Your instructions:
Pull out every line with the word "retaining".

========

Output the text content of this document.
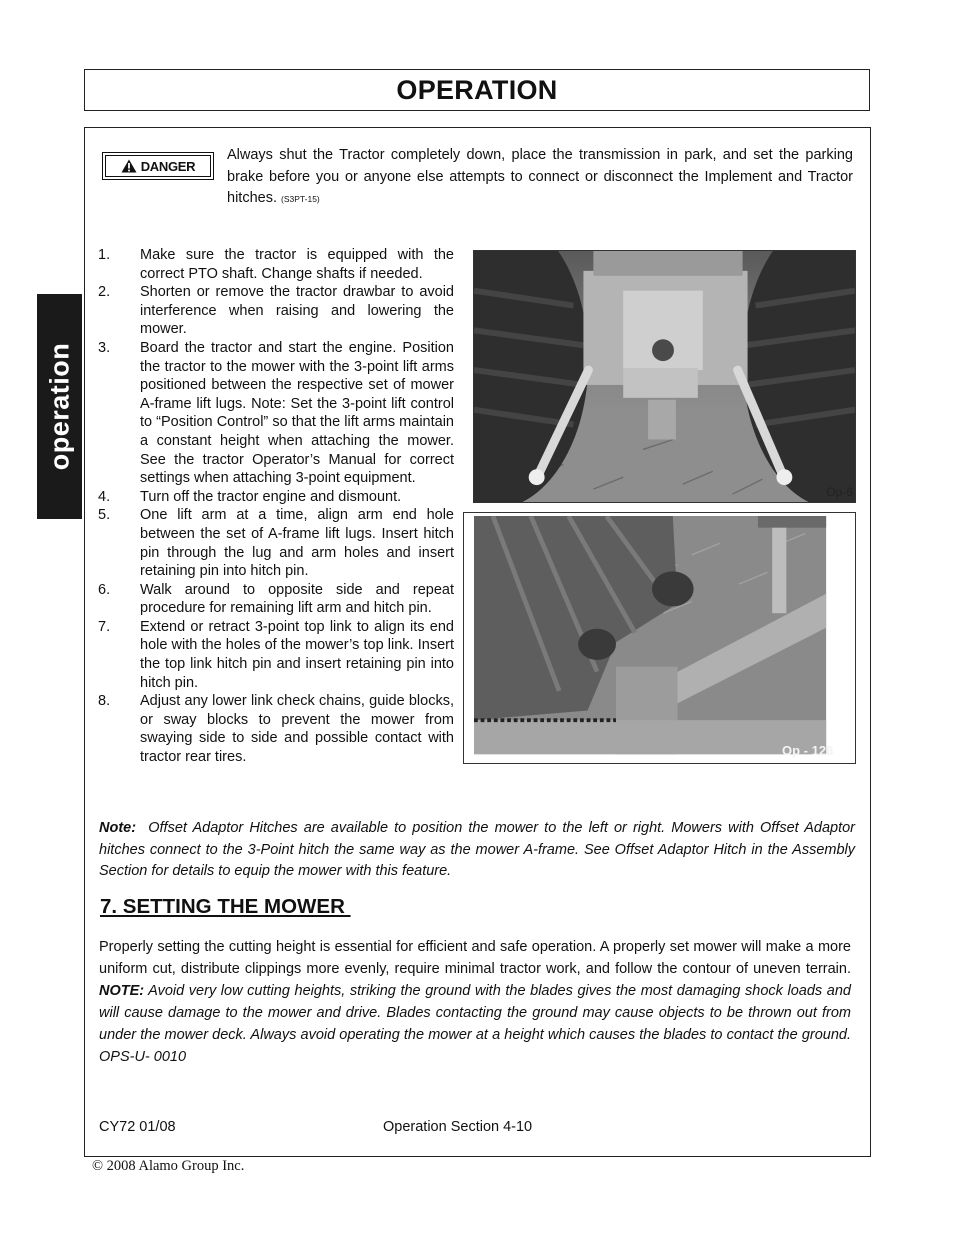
OPERATION
operation
DANGER
Always shut the Tractor completely down, place the transmission in park, and set the parking brake before you or anyone else attempts to connect or disconnect the Implement and Tractor hitches. (S3PT-15)
1.	Make sure the tractor is equipped with the correct PTO shaft. Change shafts if needed.
2.	Shorten or remove the tractor drawbar to avoid interference when raising and lowering the mower.
3.	Board the tractor and start the engine. Position the tractor to the mower with the 3-point lift arms positioned between the respective set of mower A-frame lift lugs. Note: Set the 3-point lift control to “Position Control” so that the lift arms maintain a constant height when attaching the mower. See the tractor Operator’s Manual for correct settings when attaching 3-point equipment.
4.	Turn off the tractor engine and dismount.
5.	One lift arm at a time, align arm end hole between the set of A-frame lift lugs. Insert hitch pin through the lug and arm holes and insert retaining pin into hitch pin.
6.	Walk around to opposite side and repeat procedure for remaining lift arm and hitch pin.
7.	Extend or retract 3-point top link to align its end hole with the holes of the mower’s top link. Insert the top link hitch pin and insert retaining pin into hitch pin.
8.	Adjust any lower link check chains, guide blocks, or sway blocks to prevent the mower from swaying side to side and possible contact with tractor rear tires.
Op-6
Op - 128
Note: Offset Adaptor Hitches are available to position the mower to the left or right. Mowers with Offset Adaptor hitches connect to the 3-Point hitch the same way as the mower A-frame. See Offset Adaptor Hitch in the Assembly Section for details to equip the mower with this feature.
7. SETTING THE MOWER
Properly setting the cutting height is essential for efficient and safe operation. A properly set mower will make a more uniform cut, distribute clippings more evenly, require minimal tractor work, and follow the contour of uneven terrain. NOTE: Avoid very low cutting heights, striking the ground with the blades gives the most damaging shock loads and will cause damage to the mower and drive. Blades contacting the ground may cause objects to be thrown out from under the mower deck. Always avoid operating the mower at a height which causes the blades to contact the ground. OPS-U- 0010
CY72 01/08	Operation Section 4-10
© 2008 Alamo Group Inc.
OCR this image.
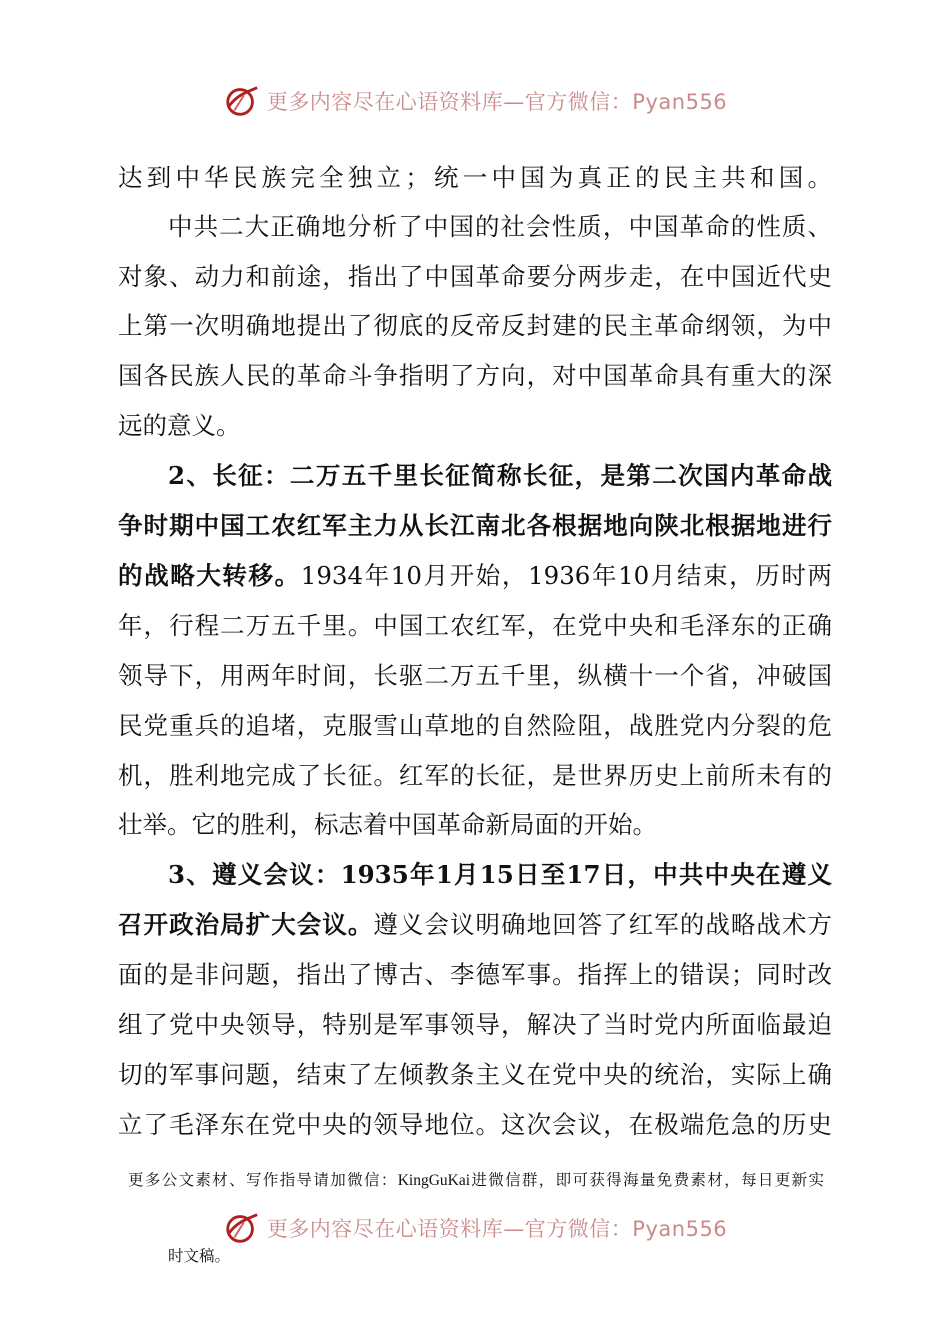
更多内容尽在心语资料库—官方微信：Pyan556
达到中华民族完全独立；统一中国为真正的民主共和国。
中共二大正确地分析了中国的社会性质，中国革命的性质、
对象、动力和前途，指出了中国革命要分两步走，在中国近代史
上第一次明确地提出了彻底的反帝反封建的民主革命纲领，为中
国各民族人民的革命斗争指明了方向，对中国革命具有重大的深
远的意义。
2、长征：二万五千里长征简称长征，是第二次国内革命战
争时期中国工农红军主力从长江南北各根据地向陕北根据地进行
的战略大转移。1934年10月开始，1936年10月结束，历时两
年，行程二万五千里。中国工农红军，在党中央和毛泽东的正确
领导下，用两年时间，长驱二万五千里，纵横十一个省，冲破国
民党重兵的追堵，克服雪山草地的自然险阻，战胜党内分裂的危
机，胜利地完成了长征。红军的长征，是世界历史上前所未有的
壮举。它的胜利，标志着中国革命新局面的开始。
3、遵义会议：1935年1月15日至17日，中共中央在遵义
召开政治局扩大会议。遵义会议明确地回答了红军的战略战术方
面的是非问题，指出了博古、李德军事。指挥上的错误；同时改
组了党中央领导，特别是军事领导，解决了当时党内所面临最迫
切的军事问题，结束了左倾教条主义在党中央的统治，实际上确
立了毛泽东在党中央的领导地位。这次会议，在极端危急的历史
更多公文素材、写作指导请加微信：KingGuKai进微信群，即可获得海量免费素材，每日更新实
更多内容尽在心语资料库—官方微信：Pyan556
时文稿。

========

Solution to this exercise:
5.	One lift arm at a time, align arm end hole between the set of A-frame lift lugs. Insert hitch pin through the lug and arm holes and insert retaining pin into hitch pin.
7.	Extend or retract 3-point top link to align its end hole with the holes of the mower’s top link. Insert the top link hitch pin and insert retaining pin into hitch pin.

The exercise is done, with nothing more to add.